■ Exercise task
Count, in the entries, the lines with "zaopatrzenia". Answer with the number only.

Stored items from a collection:
********************

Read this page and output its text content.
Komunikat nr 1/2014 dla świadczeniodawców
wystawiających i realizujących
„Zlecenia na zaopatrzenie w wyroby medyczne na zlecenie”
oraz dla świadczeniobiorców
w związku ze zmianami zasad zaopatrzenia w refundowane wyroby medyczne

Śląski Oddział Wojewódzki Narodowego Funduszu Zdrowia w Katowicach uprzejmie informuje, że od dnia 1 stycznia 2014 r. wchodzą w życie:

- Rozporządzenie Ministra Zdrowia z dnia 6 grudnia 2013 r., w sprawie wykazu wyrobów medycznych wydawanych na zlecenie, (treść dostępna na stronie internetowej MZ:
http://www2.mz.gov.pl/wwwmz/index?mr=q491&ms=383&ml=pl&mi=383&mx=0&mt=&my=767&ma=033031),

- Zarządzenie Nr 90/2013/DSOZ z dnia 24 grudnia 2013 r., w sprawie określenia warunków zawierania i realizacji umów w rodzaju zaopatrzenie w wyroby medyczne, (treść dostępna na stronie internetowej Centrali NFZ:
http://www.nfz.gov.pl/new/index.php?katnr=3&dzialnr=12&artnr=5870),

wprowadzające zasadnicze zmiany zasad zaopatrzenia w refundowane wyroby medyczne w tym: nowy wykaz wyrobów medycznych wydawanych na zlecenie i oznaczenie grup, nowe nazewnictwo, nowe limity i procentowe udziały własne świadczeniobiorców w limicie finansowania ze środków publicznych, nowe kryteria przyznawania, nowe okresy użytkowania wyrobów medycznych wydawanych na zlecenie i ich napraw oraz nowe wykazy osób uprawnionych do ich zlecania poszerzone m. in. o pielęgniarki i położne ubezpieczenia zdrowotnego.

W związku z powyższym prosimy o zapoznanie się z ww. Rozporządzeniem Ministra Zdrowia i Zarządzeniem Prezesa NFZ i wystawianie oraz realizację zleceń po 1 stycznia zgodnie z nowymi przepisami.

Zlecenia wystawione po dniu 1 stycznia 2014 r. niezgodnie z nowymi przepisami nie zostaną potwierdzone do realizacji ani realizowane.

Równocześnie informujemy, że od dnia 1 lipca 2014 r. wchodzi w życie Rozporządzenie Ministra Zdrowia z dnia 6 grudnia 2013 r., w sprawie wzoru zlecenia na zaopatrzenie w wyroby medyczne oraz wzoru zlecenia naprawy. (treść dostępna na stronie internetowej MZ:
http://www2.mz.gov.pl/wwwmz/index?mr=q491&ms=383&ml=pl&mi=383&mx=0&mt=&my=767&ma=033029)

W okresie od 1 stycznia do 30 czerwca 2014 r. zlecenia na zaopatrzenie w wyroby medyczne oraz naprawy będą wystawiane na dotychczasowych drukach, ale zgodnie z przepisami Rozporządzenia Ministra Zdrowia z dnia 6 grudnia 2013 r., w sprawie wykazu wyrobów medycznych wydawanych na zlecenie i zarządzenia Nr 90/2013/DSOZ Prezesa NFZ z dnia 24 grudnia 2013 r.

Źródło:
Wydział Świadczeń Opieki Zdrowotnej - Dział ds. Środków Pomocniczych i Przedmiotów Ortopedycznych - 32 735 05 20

********************

■ Solution for this task
2